* Task input:
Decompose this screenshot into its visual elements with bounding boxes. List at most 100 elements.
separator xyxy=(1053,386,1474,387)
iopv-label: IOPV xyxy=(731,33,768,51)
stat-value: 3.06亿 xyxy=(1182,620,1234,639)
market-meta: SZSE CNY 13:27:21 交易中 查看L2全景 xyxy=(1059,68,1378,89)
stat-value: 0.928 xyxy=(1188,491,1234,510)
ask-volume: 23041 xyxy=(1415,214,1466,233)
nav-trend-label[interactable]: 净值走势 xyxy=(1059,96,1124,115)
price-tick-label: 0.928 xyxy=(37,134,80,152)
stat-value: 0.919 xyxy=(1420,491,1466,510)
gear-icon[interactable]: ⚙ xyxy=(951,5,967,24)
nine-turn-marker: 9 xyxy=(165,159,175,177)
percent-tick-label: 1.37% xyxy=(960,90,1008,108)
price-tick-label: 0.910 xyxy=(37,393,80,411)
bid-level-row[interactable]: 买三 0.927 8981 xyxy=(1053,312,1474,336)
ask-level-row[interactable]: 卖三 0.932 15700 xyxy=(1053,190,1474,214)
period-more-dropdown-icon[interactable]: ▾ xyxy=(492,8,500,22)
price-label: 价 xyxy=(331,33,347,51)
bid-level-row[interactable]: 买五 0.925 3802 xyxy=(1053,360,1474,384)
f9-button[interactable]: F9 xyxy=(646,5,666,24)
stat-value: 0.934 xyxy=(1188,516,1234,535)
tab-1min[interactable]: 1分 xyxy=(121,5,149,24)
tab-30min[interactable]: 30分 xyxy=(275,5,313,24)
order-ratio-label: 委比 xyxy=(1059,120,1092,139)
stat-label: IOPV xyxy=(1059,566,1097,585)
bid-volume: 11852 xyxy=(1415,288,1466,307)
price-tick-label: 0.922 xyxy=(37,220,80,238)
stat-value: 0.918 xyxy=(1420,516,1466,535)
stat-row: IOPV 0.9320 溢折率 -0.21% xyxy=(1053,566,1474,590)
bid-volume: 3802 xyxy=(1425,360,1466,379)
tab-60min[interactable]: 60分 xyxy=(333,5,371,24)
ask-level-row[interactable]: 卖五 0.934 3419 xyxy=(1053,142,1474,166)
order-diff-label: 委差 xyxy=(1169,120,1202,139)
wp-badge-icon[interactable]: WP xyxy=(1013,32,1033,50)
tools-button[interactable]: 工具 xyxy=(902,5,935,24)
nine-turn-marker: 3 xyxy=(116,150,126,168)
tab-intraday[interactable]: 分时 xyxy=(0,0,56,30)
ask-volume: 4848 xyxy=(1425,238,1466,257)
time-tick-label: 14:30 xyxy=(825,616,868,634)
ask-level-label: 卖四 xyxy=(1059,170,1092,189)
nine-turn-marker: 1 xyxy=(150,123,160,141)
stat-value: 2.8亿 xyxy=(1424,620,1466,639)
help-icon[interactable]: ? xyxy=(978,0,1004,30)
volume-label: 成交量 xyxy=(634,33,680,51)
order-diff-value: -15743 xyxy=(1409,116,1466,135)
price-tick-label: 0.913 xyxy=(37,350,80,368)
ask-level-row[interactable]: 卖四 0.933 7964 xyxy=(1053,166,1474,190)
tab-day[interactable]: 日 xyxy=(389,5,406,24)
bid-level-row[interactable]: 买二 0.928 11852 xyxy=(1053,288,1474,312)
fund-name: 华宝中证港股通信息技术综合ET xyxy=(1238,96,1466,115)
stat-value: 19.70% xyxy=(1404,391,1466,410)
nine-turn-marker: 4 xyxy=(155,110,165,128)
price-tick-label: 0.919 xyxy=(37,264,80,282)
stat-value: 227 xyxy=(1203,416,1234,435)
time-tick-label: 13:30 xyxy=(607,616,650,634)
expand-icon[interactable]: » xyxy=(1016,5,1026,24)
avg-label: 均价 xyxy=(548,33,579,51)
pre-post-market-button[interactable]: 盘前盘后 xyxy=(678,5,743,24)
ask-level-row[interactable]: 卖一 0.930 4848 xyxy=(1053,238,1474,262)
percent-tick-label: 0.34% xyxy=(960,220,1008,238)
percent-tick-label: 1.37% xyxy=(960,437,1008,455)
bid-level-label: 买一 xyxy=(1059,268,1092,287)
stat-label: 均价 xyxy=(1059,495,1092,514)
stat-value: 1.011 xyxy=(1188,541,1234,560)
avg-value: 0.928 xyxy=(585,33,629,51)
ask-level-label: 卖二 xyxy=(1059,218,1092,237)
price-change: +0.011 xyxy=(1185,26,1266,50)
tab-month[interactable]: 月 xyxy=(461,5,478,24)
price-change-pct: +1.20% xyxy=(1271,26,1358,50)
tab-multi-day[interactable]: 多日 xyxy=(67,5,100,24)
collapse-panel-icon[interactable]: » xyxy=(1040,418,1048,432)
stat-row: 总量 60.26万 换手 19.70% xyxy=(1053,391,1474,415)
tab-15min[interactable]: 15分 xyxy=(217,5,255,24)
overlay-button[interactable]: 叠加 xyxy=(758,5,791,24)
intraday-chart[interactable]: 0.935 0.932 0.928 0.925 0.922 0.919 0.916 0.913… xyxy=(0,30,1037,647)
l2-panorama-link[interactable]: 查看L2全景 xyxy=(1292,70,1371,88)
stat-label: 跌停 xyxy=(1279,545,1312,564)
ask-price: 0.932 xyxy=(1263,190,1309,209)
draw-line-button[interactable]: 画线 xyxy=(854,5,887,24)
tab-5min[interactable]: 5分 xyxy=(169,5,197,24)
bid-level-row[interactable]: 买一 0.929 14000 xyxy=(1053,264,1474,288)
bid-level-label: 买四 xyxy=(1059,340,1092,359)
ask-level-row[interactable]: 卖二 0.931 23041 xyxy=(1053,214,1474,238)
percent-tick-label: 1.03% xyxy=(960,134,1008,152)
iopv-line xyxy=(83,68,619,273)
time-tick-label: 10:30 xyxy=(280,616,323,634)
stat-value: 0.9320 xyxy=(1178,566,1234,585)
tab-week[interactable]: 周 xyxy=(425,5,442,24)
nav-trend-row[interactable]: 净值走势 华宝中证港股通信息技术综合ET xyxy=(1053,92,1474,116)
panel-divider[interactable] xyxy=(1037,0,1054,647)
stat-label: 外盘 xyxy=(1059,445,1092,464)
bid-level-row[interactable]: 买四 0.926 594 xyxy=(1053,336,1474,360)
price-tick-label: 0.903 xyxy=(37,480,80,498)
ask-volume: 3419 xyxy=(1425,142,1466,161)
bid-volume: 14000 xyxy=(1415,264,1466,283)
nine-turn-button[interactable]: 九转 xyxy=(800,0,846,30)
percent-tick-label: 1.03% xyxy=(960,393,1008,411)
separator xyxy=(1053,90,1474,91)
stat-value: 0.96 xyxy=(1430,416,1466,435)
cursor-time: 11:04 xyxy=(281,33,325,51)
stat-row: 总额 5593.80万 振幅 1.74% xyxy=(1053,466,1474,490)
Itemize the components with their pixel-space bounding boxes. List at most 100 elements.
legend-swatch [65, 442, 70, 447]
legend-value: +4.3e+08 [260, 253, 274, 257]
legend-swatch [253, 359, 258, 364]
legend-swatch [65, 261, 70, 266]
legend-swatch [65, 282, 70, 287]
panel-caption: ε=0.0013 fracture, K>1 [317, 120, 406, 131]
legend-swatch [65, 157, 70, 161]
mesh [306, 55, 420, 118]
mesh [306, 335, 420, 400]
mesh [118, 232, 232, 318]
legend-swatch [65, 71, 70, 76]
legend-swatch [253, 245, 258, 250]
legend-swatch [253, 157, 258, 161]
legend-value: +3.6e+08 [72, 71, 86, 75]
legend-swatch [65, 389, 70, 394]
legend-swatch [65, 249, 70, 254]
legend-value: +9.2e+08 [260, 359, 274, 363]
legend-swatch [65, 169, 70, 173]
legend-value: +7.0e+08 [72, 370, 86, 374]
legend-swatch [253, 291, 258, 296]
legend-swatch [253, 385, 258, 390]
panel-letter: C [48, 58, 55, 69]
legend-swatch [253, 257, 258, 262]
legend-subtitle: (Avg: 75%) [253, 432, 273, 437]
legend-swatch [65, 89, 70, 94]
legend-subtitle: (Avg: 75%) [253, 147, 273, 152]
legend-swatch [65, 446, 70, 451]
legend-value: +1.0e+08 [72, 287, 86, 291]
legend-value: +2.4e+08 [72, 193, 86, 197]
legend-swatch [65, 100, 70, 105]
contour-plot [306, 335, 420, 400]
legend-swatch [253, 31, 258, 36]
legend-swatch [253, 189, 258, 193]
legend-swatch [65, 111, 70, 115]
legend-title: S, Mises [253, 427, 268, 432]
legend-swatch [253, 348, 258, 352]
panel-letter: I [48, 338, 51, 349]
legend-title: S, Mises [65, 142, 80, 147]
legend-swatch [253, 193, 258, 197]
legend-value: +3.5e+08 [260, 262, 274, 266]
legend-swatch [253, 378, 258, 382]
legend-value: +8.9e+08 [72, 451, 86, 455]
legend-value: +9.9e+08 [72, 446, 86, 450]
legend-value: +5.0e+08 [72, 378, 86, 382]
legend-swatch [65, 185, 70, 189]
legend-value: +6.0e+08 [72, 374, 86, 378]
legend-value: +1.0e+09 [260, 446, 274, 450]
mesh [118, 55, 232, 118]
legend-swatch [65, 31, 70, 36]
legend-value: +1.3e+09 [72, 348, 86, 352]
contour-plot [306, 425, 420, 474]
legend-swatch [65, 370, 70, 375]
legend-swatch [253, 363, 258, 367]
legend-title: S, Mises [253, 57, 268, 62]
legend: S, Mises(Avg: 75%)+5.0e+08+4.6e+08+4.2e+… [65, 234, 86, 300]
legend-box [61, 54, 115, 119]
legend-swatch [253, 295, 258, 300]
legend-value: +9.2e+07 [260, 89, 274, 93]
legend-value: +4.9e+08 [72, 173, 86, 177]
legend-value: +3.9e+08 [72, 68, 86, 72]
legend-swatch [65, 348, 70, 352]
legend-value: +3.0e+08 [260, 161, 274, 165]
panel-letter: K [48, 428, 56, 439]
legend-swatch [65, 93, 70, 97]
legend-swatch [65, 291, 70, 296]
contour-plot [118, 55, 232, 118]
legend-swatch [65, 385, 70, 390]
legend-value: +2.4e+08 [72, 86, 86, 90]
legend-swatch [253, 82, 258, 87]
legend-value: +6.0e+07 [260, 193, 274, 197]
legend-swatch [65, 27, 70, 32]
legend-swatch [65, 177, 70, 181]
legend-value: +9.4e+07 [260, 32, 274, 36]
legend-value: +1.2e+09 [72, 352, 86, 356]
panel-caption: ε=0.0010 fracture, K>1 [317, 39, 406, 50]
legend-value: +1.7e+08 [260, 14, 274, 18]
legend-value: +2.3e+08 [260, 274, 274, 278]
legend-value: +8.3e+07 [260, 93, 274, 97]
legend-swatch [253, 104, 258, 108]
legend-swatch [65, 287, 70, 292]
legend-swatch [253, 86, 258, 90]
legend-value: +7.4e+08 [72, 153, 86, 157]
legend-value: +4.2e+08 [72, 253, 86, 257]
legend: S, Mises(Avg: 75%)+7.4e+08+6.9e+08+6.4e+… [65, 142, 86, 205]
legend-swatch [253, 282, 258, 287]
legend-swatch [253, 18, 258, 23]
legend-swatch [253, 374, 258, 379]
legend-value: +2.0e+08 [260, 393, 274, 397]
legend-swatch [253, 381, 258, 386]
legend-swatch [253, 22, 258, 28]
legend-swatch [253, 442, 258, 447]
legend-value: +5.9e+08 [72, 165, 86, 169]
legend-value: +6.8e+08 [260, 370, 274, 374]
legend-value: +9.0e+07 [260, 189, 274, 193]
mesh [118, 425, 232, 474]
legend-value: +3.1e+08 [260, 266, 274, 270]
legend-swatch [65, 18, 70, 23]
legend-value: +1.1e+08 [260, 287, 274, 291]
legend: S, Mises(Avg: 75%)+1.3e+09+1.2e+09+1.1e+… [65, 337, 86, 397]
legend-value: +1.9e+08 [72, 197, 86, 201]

...

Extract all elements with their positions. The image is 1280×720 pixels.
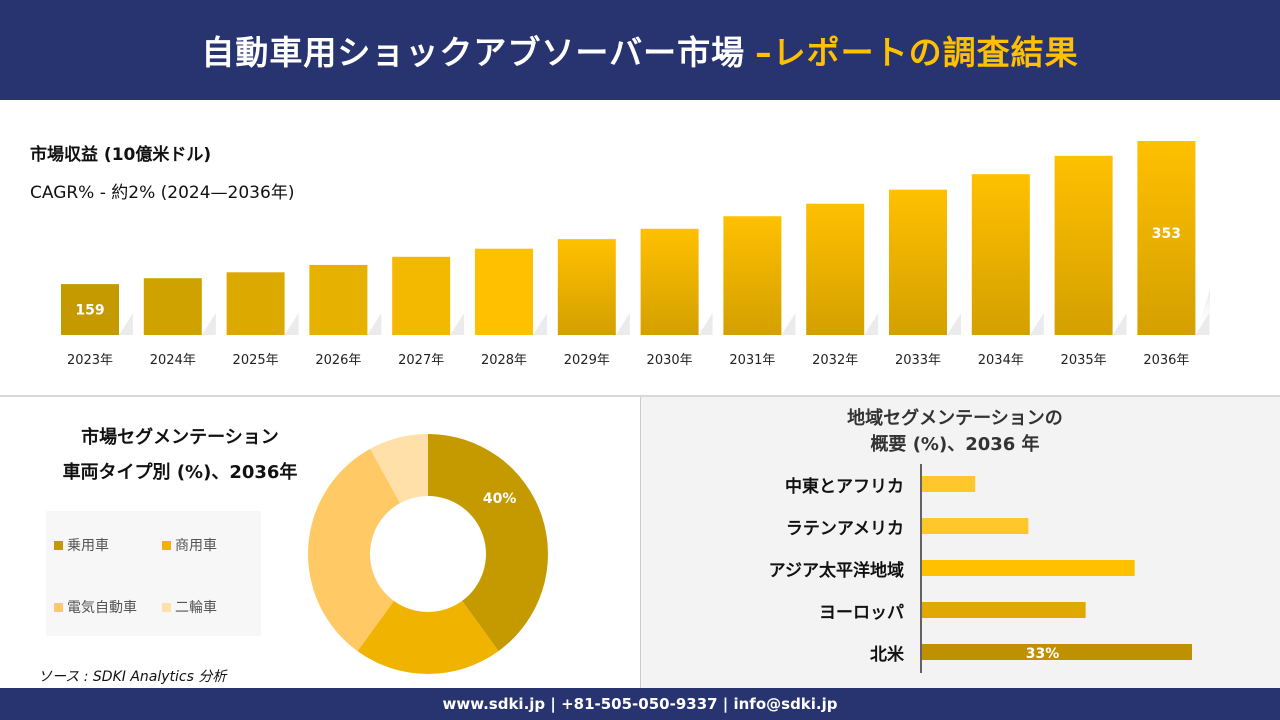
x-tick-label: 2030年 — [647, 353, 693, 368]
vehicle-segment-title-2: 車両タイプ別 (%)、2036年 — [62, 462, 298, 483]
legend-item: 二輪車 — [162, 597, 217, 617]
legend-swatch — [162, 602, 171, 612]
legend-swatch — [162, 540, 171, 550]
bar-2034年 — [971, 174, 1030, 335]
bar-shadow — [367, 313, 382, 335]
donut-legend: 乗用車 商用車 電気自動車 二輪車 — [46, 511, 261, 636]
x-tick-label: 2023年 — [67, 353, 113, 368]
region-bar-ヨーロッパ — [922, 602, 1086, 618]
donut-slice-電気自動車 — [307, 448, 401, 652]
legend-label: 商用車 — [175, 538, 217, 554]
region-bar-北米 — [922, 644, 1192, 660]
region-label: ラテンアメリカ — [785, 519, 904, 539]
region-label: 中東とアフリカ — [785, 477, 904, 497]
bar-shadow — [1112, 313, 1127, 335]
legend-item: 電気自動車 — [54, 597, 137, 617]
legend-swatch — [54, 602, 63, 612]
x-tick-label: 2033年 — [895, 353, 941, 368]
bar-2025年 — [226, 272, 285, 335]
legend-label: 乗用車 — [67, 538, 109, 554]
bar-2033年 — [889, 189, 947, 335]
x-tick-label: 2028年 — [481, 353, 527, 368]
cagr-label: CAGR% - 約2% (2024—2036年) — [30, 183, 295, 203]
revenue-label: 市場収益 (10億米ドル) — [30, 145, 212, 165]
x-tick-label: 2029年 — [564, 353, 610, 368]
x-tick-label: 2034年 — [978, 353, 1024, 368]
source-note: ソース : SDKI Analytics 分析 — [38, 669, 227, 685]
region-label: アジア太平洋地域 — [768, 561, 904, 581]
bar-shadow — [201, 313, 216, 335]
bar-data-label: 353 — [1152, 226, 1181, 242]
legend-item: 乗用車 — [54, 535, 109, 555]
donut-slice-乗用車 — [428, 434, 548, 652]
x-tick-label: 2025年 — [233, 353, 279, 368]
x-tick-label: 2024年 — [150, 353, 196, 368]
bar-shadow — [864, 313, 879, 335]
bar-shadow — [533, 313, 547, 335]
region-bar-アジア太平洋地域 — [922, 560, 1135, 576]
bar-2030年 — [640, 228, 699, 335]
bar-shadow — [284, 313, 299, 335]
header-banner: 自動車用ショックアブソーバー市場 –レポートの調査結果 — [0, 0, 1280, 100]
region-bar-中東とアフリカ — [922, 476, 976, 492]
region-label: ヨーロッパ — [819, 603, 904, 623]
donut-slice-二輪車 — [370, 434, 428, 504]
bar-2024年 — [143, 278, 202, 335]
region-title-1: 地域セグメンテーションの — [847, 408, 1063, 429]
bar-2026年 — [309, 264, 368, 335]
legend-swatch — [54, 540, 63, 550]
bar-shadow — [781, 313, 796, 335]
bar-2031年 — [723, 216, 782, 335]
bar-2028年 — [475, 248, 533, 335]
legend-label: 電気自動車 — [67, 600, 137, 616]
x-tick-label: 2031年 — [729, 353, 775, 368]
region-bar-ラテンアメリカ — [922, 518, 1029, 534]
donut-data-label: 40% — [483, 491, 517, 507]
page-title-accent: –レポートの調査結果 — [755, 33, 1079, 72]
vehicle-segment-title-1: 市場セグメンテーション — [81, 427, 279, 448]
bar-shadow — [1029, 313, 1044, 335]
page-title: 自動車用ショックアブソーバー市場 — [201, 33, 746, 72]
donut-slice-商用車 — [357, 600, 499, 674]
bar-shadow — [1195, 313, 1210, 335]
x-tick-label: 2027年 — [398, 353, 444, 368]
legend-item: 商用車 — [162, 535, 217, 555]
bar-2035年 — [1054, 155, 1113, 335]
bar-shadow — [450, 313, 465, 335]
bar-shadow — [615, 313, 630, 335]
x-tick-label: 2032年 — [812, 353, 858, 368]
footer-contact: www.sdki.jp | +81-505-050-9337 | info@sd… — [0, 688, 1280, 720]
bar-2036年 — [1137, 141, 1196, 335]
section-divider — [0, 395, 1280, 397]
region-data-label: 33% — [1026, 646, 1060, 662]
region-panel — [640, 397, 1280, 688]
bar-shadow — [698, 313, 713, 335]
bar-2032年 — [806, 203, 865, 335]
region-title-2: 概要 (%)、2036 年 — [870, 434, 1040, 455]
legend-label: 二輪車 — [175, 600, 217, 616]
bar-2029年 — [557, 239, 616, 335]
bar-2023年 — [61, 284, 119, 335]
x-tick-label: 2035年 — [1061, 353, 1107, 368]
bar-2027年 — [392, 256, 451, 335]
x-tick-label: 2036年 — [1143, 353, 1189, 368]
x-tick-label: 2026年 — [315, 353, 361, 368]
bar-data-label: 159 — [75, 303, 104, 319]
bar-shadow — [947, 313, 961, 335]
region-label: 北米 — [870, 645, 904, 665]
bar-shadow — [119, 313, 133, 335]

* * *

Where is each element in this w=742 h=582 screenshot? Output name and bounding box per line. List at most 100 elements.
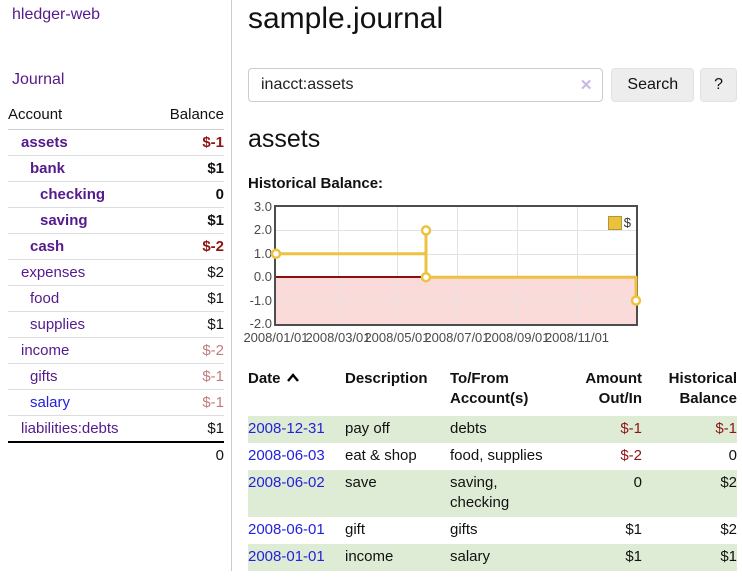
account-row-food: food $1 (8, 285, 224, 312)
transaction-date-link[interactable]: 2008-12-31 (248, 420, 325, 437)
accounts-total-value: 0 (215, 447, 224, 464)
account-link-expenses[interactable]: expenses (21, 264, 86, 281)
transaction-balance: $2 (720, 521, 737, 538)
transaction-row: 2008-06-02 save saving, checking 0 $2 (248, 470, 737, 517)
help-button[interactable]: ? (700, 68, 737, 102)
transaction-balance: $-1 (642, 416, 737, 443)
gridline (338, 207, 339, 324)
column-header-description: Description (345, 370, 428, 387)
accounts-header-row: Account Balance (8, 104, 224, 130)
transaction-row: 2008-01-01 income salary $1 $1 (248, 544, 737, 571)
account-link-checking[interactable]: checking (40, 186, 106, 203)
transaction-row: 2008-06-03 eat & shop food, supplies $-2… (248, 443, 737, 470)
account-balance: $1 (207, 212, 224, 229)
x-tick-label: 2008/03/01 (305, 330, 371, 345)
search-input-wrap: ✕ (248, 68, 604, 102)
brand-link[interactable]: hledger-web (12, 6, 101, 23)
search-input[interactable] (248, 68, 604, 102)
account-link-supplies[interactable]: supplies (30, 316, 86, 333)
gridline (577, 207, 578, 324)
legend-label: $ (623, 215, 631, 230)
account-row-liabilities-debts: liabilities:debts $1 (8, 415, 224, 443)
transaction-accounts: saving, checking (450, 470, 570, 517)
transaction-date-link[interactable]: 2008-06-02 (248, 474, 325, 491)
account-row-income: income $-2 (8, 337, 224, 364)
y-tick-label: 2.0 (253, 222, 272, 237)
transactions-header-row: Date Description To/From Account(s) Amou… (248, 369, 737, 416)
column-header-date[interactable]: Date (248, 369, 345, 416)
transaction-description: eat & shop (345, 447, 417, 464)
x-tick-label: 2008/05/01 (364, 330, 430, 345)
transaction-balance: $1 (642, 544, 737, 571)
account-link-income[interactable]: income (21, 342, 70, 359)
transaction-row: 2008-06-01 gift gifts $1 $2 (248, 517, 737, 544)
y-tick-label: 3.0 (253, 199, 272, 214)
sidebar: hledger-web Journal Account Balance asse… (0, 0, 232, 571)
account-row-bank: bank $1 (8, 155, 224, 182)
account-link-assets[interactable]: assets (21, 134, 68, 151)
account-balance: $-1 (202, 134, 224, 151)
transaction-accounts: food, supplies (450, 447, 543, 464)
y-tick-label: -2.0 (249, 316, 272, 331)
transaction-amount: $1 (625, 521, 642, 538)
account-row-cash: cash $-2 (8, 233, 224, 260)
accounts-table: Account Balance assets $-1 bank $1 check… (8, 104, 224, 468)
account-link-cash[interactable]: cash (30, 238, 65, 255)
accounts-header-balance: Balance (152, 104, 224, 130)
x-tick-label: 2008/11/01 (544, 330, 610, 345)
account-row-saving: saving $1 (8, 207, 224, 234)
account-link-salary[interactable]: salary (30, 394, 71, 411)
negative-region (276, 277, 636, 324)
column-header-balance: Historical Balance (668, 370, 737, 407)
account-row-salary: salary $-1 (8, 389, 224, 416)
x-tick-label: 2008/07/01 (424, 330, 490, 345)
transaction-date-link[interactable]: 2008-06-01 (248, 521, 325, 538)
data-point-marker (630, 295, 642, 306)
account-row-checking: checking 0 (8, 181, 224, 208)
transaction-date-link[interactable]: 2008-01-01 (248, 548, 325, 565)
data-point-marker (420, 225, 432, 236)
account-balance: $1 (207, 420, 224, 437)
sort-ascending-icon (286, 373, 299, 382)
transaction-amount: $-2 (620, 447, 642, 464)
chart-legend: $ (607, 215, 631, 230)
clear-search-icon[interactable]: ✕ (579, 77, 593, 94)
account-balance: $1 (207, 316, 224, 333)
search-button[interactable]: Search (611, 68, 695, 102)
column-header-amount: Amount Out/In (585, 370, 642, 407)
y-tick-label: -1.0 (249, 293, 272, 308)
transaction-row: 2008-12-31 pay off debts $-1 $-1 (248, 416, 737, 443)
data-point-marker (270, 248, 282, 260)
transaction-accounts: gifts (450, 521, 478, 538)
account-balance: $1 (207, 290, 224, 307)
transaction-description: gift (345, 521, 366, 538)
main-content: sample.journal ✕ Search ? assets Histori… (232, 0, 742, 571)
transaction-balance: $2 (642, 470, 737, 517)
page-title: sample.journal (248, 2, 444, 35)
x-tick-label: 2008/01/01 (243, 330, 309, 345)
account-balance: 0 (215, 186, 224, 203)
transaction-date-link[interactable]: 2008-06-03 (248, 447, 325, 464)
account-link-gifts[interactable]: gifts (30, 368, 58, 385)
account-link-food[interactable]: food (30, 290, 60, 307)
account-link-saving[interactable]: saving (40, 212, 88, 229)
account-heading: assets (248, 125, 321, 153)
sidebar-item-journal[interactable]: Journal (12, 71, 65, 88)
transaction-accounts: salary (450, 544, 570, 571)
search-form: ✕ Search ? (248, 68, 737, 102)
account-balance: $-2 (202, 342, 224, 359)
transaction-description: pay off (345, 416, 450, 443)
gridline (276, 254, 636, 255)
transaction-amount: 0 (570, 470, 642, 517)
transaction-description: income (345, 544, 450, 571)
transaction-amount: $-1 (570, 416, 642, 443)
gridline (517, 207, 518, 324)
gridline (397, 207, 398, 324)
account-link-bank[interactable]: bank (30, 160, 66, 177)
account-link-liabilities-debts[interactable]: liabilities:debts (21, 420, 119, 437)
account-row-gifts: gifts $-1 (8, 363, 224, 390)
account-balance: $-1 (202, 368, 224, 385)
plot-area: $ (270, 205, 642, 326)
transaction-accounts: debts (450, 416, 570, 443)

* Requirement: Give again the part of the material that opens with the line containing "account-row-food: food $1 (8, 285, 224, 312)" and closes with the line containing "account-row-bank: bank $1 (8, 155, 224, 182)", replacing "transaction-row" with "ledger-row" and leaving everything else unchanged.

* The response:
account-row-food: food $1 (8, 285, 224, 312)
transaction-date-link[interactable]: 2008-12-31 (248, 420, 325, 437)
accounts-total-value: 0 (215, 447, 224, 464)
account-link-expenses[interactable]: expenses (21, 264, 86, 281)
transaction-balance: $2 (720, 521, 737, 538)
ledger-row: 2008-06-02 save saving, checking 0 $2 (248, 470, 737, 517)
help-button[interactable]: ? (700, 68, 737, 102)
transaction-balance: $-1 (642, 416, 737, 443)
gridline (338, 207, 339, 324)
column-header-description: Description (345, 370, 428, 387)
accounts-header-row: Account Balance (8, 104, 224, 130)
ledger-row: 2008-01-01 income salary $1 $1 (248, 544, 737, 571)
account-link-checking[interactable]: checking (40, 186, 106, 203)
ledger-row: 2008-06-03 eat & shop food, supplies $-2… (248, 443, 737, 470)
account-balance: $1 (207, 212, 224, 229)
x-tick-label: 2008/03/01 (305, 330, 371, 345)
search-input-wrap: ✕ (248, 68, 604, 102)
brand-link[interactable]: hledger-web (12, 6, 101, 23)
search-input[interactable] (248, 68, 604, 102)
account-link-supplies[interactable]: supplies (30, 316, 86, 333)
gridline (577, 207, 578, 324)
legend-label: $ (623, 215, 631, 230)
account-row-liabilities-debts: liabilities:debts $1 (8, 415, 224, 443)
transaction-accounts: saving, checking (450, 470, 570, 517)
transaction-date-link[interactable]: 2008-06-02 (248, 474, 325, 491)
account-row-income: income $-2 (8, 337, 224, 364)
y-tick-label: 2.0 (253, 222, 272, 237)
transactions-header-row: Date Description To/From Account(s) Amou… (248, 369, 737, 416)
column-header-date[interactable]: Date (248, 369, 345, 416)
transaction-description: eat & shop (345, 447, 417, 464)
x-tick-label: 2008/05/01 (364, 330, 430, 345)
transaction-balance: $1 (642, 544, 737, 571)
account-link-income[interactable]: income (21, 342, 70, 359)
ledger-row: 2008-06-01 gift gifts $1 $2 (248, 517, 737, 544)
y-tick-label: 3.0 (253, 199, 272, 214)
sidebar: hledger-web Journal Account Balance asse… (0, 0, 232, 571)
account-row-bank: bank $1 (8, 155, 224, 182)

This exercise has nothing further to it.